- **WHAT NEEDS TO BE DONE**
Output every line of the material exactly, omitting images.
[Start SUPPLIED MATERIAL]
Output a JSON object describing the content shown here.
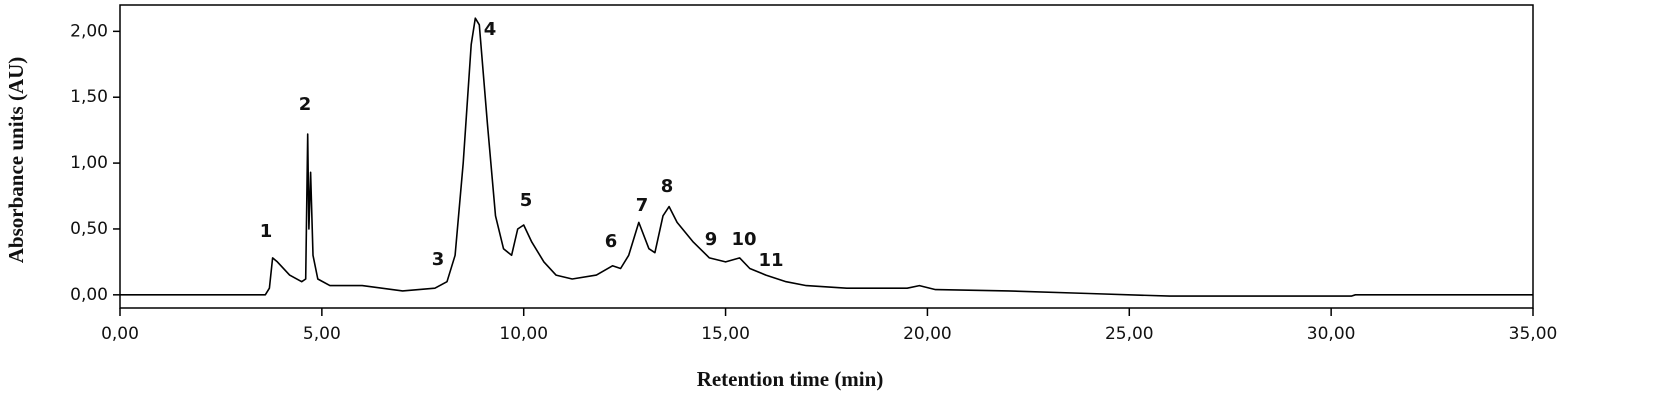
{
  "chart_data": {
    "type": "line",
    "xlabel": "Retention time (min)",
    "ylabel": "Absorbance units (AU)",
    "x": [
      0,
      3.6,
      3.7,
      3.78,
      3.9,
      4.2,
      4.5,
      4.6,
      4.65,
      4.68,
      4.72,
      4.78,
      4.9,
      5.2,
      6,
      7,
      7.8,
      8.1,
      8.3,
      8.5,
      8.7,
      8.8,
      8.9,
      9.1,
      9.3,
      9.5,
      9.7,
      9.85,
      10.0,
      10.2,
      10.5,
      10.8,
      11.2,
      11.8,
      12.2,
      12.4,
      12.6,
      12.85,
      13.1,
      13.25,
      13.45,
      13.6,
      13.8,
      14.2,
      14.6,
      15.0,
      15.35,
      15.6,
      16,
      16.5,
      17,
      18,
      19.5,
      19.8,
      20.2,
      22,
      24,
      26,
      30.5,
      30.6,
      35
    ],
    "values": [
      0,
      0,
      0.05,
      0.28,
      0.25,
      0.15,
      0.1,
      0.12,
      1.22,
      0.5,
      0.93,
      0.3,
      0.12,
      0.07,
      0.07,
      0.03,
      0.05,
      0.1,
      0.3,
      1.0,
      1.9,
      2.1,
      2.05,
      1.3,
      0.6,
      0.35,
      0.3,
      0.5,
      0.53,
      0.4,
      0.25,
      0.15,
      0.12,
      0.15,
      0.22,
      0.2,
      0.3,
      0.55,
      0.35,
      0.32,
      0.6,
      0.67,
      0.55,
      0.4,
      0.28,
      0.25,
      0.28,
      0.2,
      0.15,
      0.1,
      0.07,
      0.05,
      0.05,
      0.07,
      0.04,
      0.03,
      0.01,
      -0.01,
      -0.01,
      0.0,
      0.0
    ],
    "color": "#000000",
    "xlim": [
      0,
      35
    ],
    "ylim": [
      -0.1,
      2.2
    ],
    "xticks": [
      {
        "value": 0,
        "label": "0,00"
      },
      {
        "value": 5,
        "label": "5,00"
      },
      {
        "value": 10,
        "label": "10,00"
      },
      {
        "value": 15,
        "label": "15,00"
      },
      {
        "value": 20,
        "label": "20,00"
      },
      {
        "value": 25,
        "label": "25,00"
      },
      {
        "value": 30,
        "label": "30,00"
      },
      {
        "value": 35,
        "label": "35,00"
      }
    ],
    "yticks": [
      {
        "value": 0,
        "label": "0,00"
      },
      {
        "value": 0.5,
        "label": "0,50"
      },
      {
        "value": 1,
        "label": "1,00"
      },
      {
        "value": 1.5,
        "label": "1,50"
      },
      {
        "value": 2,
        "label": "2,00"
      }
    ],
    "peak_labels": [
      "1",
      "2",
      "3",
      "4",
      "5",
      "6",
      "7",
      "8",
      "9",
      "10",
      "11"
    ]
  }
}
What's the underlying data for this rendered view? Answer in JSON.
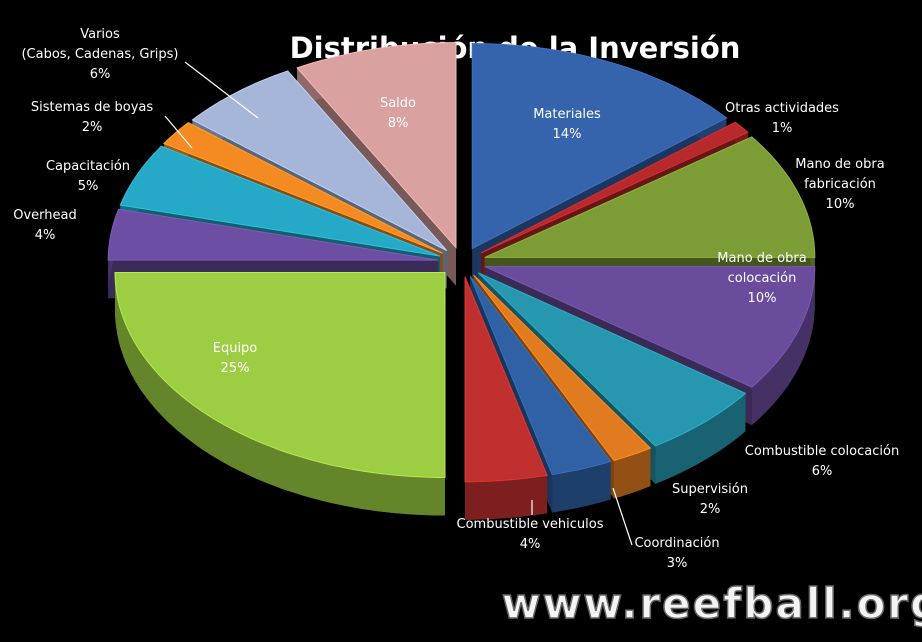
{
  "chart_data": {
    "type": "pie",
    "title": "Distribución de la Inversión",
    "categories": [
      "Materiales",
      "Otras actividades",
      "Mano de obra\nfabricación",
      "Mano de obra\ncolocación",
      "Combustible colocación",
      "Supervisión",
      "Coordinación",
      "Combustible vehiculos",
      "Equipo",
      "Overhead",
      "Capacitación",
      "Sistemas de boyas",
      "Varios\n(Cabos, Cadenas, Grips)",
      "Saldo"
    ],
    "values": [
      14,
      1,
      10,
      10,
      6,
      2,
      3,
      4,
      25,
      4,
      5,
      2,
      6,
      8
    ],
    "value_labels": [
      "14%",
      "1%",
      "10%",
      "10%",
      "6%",
      "2%",
      "3%",
      "4%",
      "25%",
      "4%",
      "5%",
      "2%",
      "6%",
      "8%"
    ],
    "colors": [
      "#3563ac",
      "#b8292b",
      "#7c9d36",
      "#6a4c9c",
      "#2697ae",
      "#e07b1f",
      "#2f61a4",
      "#c0302f",
      "#9ccd42",
      "#6c4fa2",
      "#25a9c6",
      "#f38b22",
      "#a5b6d8",
      "#d9a1a0"
    ]
  },
  "watermark": "www.reefball.org"
}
[End SUPPLIED MATERIAL]
- **CORRECT RESULT**
Output a JSON object describing the content shown here.
{
  "chart_data": {
    "type": "line",
    "xlabel": "Retention time (min)",
    "ylabel": "Absorbance units (AU)",
    "x": [
      0,
      3.6,
      3.7,
      3.78,
      3.9,
      4.2,
      4.5,
      4.6,
      4.65,
      4.68,
      4.72,
      4.78,
      4.9,
      5.2,
      6,
      7,
      7.8,
      8.1,
      8.3,
      8.5,
      8.7,
      8.8,
      8.9,
      9.1,
      9.3,
      9.5,
      9.7,
      9.85,
      10.0,
      10.2,
      10.5,
      10.8,
      11.2,
      11.8,
      12.2,
      12.4,
      12.6,
      12.85,
      13.1,
      13.25,
      13.45,
      13.6,
      13.8,
      14.2,
      14.6,
      15.0,
      15.35,
      15.6,
      16,
      16.5,
      17,
      18,
      19.5,
      19.8,
      20.2,
      22,
      24,
      26,
      30.5,
      30.6,
      35
    ],
    "values": [
      0,
      0,
      0.05,
      0.28,
      0.25,
      0.15,
      0.1,
      0.12,
      1.22,
      0.5,
      0.93,
      0.3,
      0.12,
      0.07,
      0.07,
      0.03,
      0.05,
      0.1,
      0.3,
      1.0,
      1.9,
      2.1,
      2.05,
      1.3,
      0.6,
      0.35,
      0.3,
      0.5,
      0.53,
      0.4,
      0.25,
      0.15,
      0.12,
      0.15,
      0.22,
      0.2,
      0.3,
      0.55,
      0.35,
      0.32,
      0.6,
      0.67,
      0.55,
      0.4,
      0.28,
      0.25,
      0.28,
      0.2,
      0.15,
      0.1,
      0.07,
      0.05,
      0.05,
      0.07,
      0.04,
      0.03,
      0.01,
      -0.01,
      -0.01,
      0.0,
      0.0
    ],
    "color": "#000000",
    "xlim": [
      0,
      35
    ],
    "ylim": [
      -0.1,
      2.2
    ],
    "xticks": [
      {
        "value": 0,
        "label": "0,00"
      },
      {
        "value": 5,
        "label": "5,00"
      },
      {
        "value": 10,
        "label": "10,00"
      },
      {
        "value": 15,
        "label": "15,00"
      },
      {
        "value": 20,
        "label": "20,00"
      },
      {
        "value": 25,
        "label": "25,00"
      },
      {
        "value": 30,
        "label": "30,00"
      },
      {
        "value": 35,
        "label": "35,00"
      }
    ],
    "yticks": [
      {
        "value": 0,
        "label": "0,00"
      },
      {
        "value": 0.5,
        "label": "0,50"
      },
      {
        "value": 1,
        "label": "1,00"
      },
      {
        "value": 1.5,
        "label": "1,50"
      },
      {
        "value": 2,
        "label": "2,00"
      }
    ],
    "peak_labels": [
      "1",
      "2",
      "3",
      "4",
      "5",
      "6",
      "7",
      "8",
      "9",
      "10",
      "11"
    ]
  }
}
What's the underlying data for this rendered view? Answer in JSON.
{
  "chart_data": {
    "type": "pie",
    "title": "Distribución de la Inversión",
    "categories": [
      "Materiales",
      "Otras actividades",
      "Mano de obra\nfabricación",
      "Mano de obra\ncolocación",
      "Combustible colocación",
      "Supervisión",
      "Coordinación",
      "Combustible vehiculos",
      "Equipo",
      "Overhead",
      "Capacitación",
      "Sistemas de boyas",
      "Varios\n(Cabos, Cadenas, Grips)",
      "Saldo"
    ],
    "values": [
      14,
      1,
      10,
      10,
      6,
      2,
      3,
      4,
      25,
      4,
      5,
      2,
      6,
      8
    ],
    "value_labels": [
      "14%",
      "1%",
      "10%",
      "10%",
      "6%",
      "2%",
      "3%",
      "4%",
      "25%",
      "4%",
      "5%",
      "2%",
      "6%",
      "8%"
    ],
    "colors": [
      "#3563ac",
      "#b8292b",
      "#7c9d36",
      "#6a4c9c",
      "#2697ae",
      "#e07b1f",
      "#2f61a4",
      "#c0302f",
      "#9ccd42",
      "#6c4fa2",
      "#25a9c6",
      "#f38b22",
      "#a5b6d8",
      "#d9a1a0"
    ]
  },
  "watermark": "www.reefball.org"
}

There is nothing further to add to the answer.